Input
◆ ◆ ◆ ◆
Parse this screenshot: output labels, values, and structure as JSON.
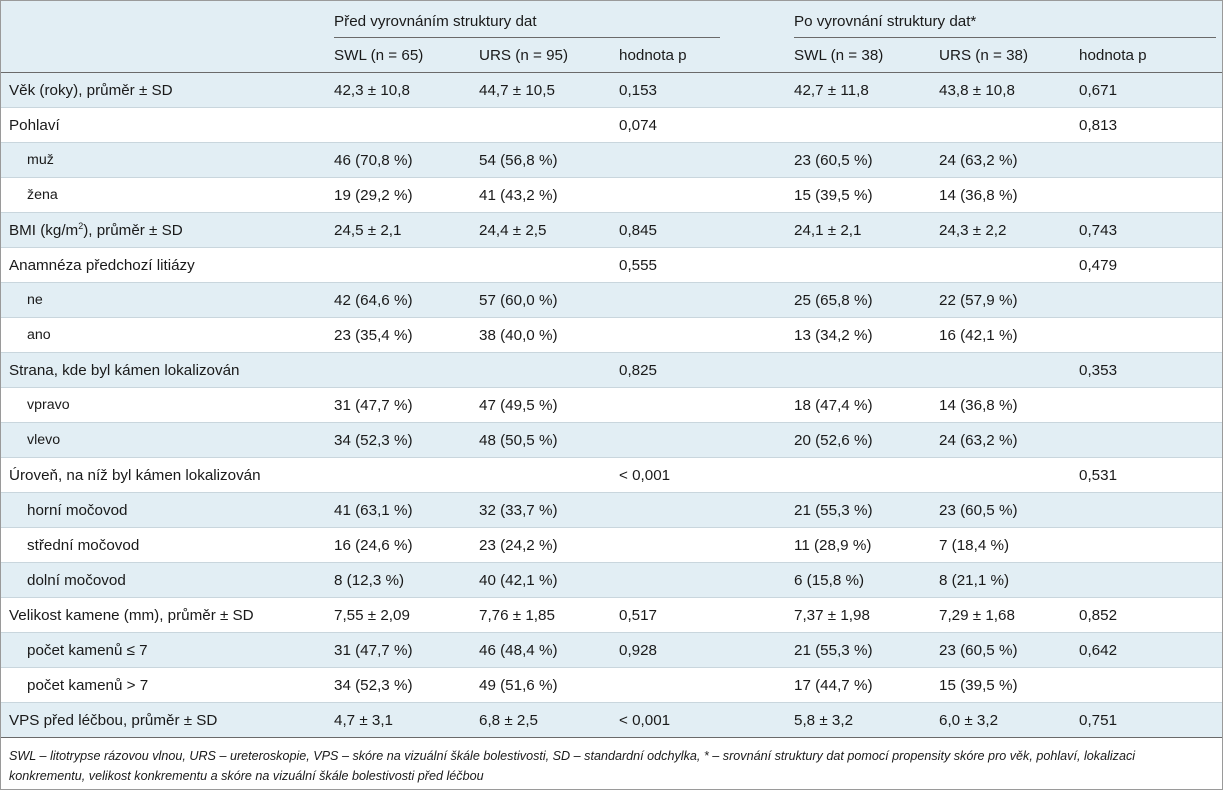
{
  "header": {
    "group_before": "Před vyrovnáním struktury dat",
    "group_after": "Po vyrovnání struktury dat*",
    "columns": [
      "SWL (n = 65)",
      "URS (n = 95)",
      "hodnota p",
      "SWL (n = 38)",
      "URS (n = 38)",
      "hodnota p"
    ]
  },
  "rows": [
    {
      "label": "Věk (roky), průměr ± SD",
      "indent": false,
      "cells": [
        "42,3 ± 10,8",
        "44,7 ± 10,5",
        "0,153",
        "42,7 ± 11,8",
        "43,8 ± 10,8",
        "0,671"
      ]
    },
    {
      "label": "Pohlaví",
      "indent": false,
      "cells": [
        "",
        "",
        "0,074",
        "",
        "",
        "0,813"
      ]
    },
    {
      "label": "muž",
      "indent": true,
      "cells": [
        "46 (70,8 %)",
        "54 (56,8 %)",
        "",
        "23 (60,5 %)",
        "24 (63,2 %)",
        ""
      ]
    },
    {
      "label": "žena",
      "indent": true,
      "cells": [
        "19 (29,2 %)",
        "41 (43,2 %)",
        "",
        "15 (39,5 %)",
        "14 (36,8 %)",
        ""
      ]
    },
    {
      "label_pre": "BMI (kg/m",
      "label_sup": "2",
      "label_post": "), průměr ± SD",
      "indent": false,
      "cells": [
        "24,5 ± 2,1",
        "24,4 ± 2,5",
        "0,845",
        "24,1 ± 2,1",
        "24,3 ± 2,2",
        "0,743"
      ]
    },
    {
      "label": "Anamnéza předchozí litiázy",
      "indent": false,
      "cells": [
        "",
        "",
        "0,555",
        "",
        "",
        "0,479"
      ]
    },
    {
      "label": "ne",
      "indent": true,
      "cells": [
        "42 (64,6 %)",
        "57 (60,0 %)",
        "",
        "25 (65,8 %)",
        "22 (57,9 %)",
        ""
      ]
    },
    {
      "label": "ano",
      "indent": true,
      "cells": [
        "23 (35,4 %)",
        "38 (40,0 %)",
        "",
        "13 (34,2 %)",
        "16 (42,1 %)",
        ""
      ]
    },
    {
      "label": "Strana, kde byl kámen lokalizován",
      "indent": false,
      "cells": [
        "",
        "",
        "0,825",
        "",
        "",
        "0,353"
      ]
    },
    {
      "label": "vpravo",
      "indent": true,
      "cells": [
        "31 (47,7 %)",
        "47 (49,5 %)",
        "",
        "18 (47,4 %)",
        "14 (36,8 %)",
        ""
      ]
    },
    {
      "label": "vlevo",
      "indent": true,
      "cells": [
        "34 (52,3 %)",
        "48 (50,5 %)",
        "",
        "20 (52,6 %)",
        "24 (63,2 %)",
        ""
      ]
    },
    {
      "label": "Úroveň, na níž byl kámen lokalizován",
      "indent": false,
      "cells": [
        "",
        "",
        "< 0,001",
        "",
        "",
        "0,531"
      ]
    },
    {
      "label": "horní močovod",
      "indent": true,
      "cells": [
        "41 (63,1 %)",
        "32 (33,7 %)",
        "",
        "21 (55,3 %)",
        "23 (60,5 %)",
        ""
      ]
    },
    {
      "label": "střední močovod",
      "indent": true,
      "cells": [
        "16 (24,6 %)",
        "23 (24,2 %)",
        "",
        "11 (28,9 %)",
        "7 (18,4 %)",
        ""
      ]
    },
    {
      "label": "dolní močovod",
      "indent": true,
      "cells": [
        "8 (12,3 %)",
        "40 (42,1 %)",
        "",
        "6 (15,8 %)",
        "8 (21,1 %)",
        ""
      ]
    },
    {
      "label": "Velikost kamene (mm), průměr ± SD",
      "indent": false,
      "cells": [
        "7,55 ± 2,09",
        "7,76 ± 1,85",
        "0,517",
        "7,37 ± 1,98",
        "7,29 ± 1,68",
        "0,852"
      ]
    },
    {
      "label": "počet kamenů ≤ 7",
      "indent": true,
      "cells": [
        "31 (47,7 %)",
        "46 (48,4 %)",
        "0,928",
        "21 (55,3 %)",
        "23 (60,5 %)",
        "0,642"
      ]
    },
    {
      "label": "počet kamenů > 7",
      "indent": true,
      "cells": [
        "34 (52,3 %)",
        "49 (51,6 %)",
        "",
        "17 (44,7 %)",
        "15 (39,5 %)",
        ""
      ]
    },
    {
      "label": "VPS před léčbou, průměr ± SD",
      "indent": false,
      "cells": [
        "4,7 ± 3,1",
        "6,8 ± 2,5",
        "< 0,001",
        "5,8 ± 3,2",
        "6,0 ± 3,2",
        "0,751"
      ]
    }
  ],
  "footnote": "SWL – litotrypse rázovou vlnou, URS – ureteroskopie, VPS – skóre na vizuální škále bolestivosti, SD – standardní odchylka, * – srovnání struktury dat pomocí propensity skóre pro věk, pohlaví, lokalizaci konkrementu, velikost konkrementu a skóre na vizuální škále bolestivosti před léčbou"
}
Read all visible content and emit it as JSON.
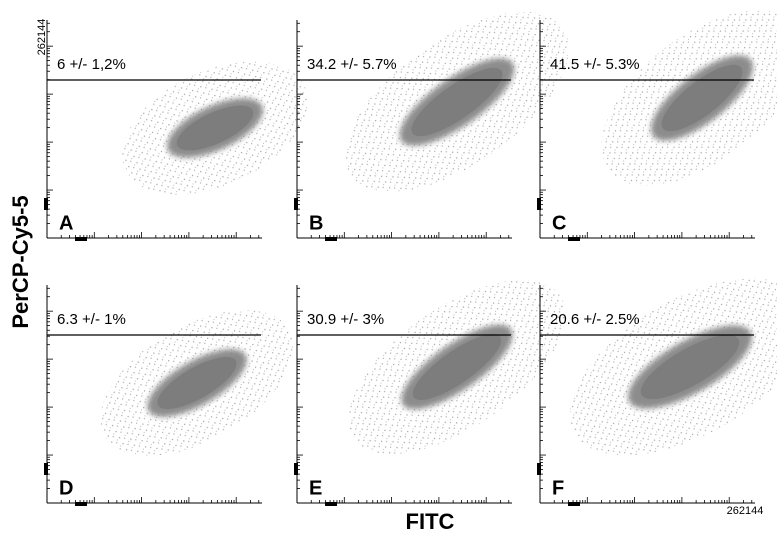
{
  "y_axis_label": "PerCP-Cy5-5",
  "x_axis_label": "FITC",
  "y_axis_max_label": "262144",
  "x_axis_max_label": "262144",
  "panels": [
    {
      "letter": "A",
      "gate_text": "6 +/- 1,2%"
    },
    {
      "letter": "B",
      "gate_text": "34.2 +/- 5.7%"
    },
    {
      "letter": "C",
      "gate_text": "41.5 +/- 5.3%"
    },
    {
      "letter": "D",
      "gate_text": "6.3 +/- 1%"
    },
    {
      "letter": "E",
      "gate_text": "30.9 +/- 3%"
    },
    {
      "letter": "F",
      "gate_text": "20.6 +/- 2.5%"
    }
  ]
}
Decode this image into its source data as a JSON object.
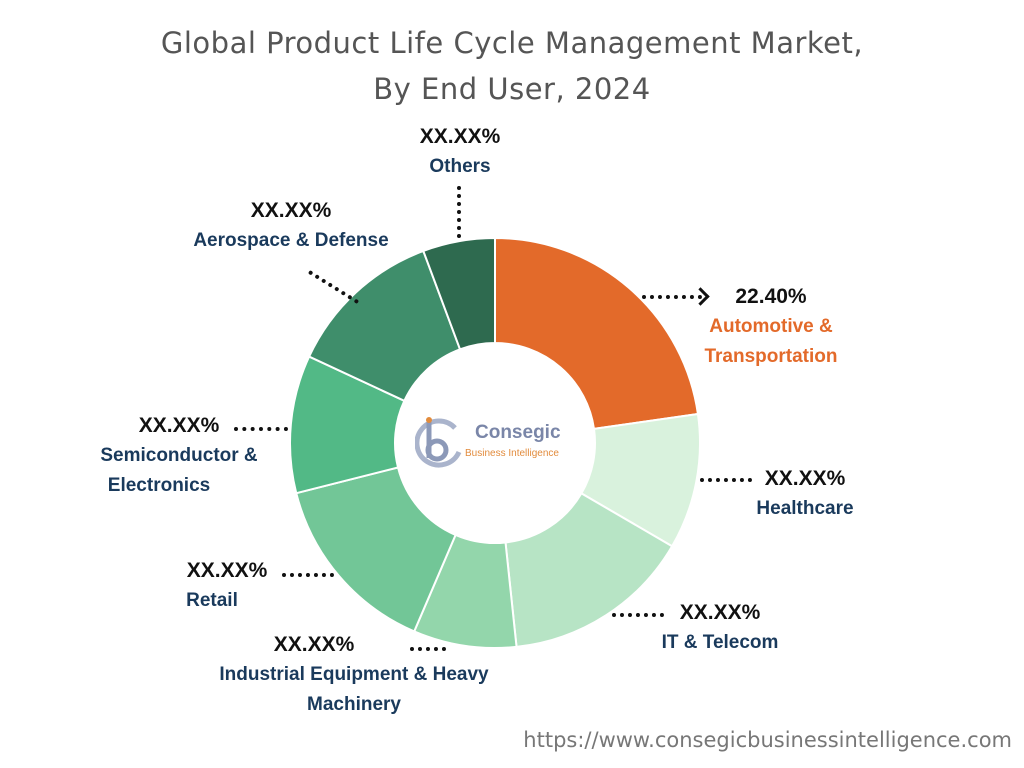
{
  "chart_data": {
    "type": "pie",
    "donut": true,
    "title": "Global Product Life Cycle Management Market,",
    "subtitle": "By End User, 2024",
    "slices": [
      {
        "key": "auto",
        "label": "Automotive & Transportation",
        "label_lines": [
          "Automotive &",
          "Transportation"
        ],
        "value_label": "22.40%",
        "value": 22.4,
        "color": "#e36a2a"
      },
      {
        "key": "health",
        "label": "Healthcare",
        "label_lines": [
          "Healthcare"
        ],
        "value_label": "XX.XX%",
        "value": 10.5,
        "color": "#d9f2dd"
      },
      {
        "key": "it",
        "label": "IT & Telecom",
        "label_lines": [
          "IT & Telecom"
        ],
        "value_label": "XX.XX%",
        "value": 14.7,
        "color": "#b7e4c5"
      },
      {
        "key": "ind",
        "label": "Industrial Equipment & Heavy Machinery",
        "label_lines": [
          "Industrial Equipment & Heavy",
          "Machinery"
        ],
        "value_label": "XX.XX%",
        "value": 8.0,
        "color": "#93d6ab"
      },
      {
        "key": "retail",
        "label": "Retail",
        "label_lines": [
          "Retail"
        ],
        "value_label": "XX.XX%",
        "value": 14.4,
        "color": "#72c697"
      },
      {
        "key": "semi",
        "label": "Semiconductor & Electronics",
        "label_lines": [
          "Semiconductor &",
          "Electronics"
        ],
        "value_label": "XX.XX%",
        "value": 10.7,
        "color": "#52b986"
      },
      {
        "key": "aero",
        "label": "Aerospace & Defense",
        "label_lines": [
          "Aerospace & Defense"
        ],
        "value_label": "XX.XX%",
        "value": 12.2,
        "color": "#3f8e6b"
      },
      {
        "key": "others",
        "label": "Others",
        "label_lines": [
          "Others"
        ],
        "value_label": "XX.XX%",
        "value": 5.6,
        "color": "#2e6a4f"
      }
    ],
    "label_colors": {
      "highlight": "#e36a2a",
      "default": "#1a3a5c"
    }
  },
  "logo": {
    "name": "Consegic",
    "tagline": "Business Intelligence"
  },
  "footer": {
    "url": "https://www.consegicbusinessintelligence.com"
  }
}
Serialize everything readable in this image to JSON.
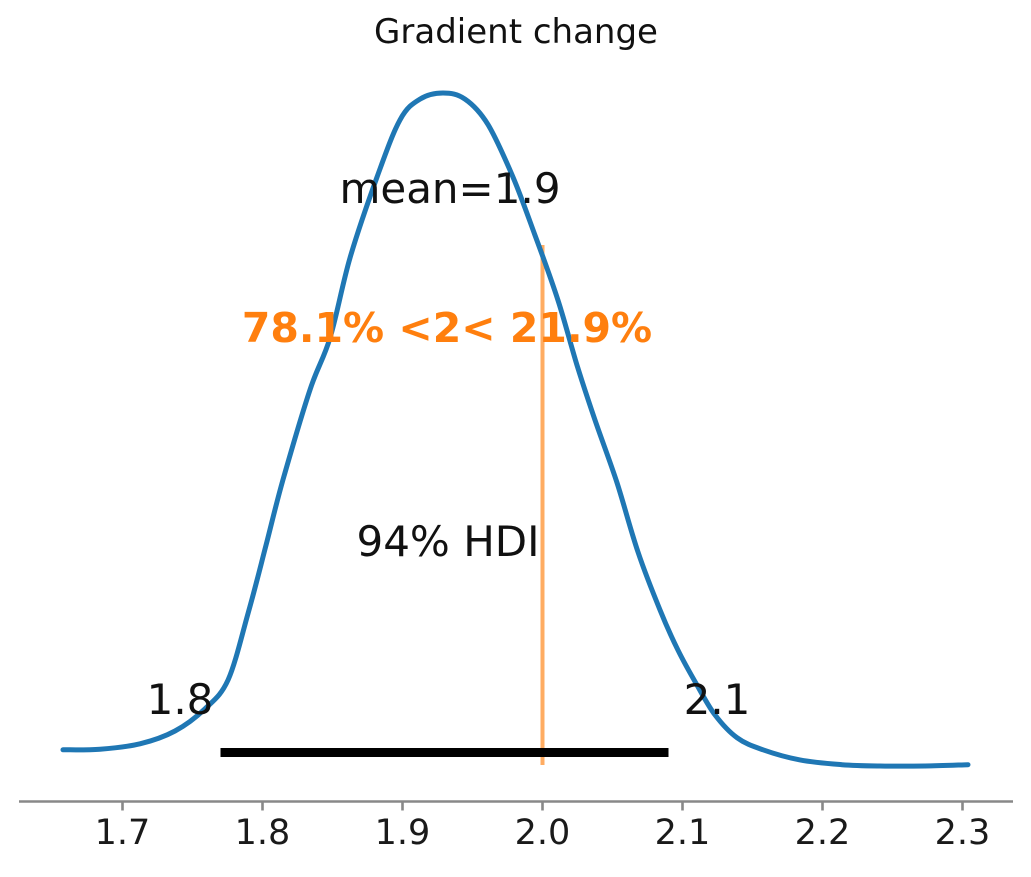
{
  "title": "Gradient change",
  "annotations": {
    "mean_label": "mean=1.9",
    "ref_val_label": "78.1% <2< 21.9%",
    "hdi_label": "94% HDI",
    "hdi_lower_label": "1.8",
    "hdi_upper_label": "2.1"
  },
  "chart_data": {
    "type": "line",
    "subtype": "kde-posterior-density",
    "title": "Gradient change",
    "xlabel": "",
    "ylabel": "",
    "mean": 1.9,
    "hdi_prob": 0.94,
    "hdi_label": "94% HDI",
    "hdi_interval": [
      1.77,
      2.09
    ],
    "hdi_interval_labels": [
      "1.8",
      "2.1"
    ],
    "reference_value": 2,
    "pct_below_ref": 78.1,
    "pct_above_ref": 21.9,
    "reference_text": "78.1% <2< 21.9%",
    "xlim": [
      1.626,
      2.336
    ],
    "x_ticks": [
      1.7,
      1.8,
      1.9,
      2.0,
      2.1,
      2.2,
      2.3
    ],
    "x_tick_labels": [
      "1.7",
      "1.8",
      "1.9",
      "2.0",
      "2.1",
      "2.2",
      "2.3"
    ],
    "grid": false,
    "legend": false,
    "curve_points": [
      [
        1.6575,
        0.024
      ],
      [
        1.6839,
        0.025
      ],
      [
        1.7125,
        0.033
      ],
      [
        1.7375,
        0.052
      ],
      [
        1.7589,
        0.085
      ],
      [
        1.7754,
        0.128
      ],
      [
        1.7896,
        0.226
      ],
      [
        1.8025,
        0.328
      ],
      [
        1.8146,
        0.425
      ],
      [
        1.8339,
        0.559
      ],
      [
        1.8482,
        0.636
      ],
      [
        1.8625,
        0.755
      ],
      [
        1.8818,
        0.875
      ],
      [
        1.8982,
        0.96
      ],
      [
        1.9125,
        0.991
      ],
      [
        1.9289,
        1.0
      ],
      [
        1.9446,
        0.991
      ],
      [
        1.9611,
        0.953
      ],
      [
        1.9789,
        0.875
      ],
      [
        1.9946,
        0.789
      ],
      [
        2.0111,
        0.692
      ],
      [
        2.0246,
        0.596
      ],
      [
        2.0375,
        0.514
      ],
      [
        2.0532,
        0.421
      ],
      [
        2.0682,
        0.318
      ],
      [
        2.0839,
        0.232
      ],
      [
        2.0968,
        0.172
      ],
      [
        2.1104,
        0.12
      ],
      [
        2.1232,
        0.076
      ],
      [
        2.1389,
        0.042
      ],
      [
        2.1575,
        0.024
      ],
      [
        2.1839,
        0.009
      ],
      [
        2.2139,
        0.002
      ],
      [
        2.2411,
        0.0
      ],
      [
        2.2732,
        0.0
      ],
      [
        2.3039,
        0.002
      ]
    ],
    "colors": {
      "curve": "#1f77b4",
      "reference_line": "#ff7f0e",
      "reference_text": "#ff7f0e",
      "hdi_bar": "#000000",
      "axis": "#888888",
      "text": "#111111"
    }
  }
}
◆ ◆ ◆ ◆
Challenge
Select and copy every line from the records that includes the word "struktury".

Answer to the exercise
    "group_before": "Před vyrovnáním struktury dat",
    "group_after": "Po vyrovnání struktury dat*",
  "footnote": "SWL – litotrypse rázovou vlnou, URS – ureteroskopie, VPS – skóre na vizuální škále bolestivosti, SD – standardní odchylka, * – srovnání struktury dat pomocí propensity skóre pro věk, pohlaví, lokalizaci konkrementu, velikost konkrementu a skóre na vizuální škále bolestivosti před léčbou"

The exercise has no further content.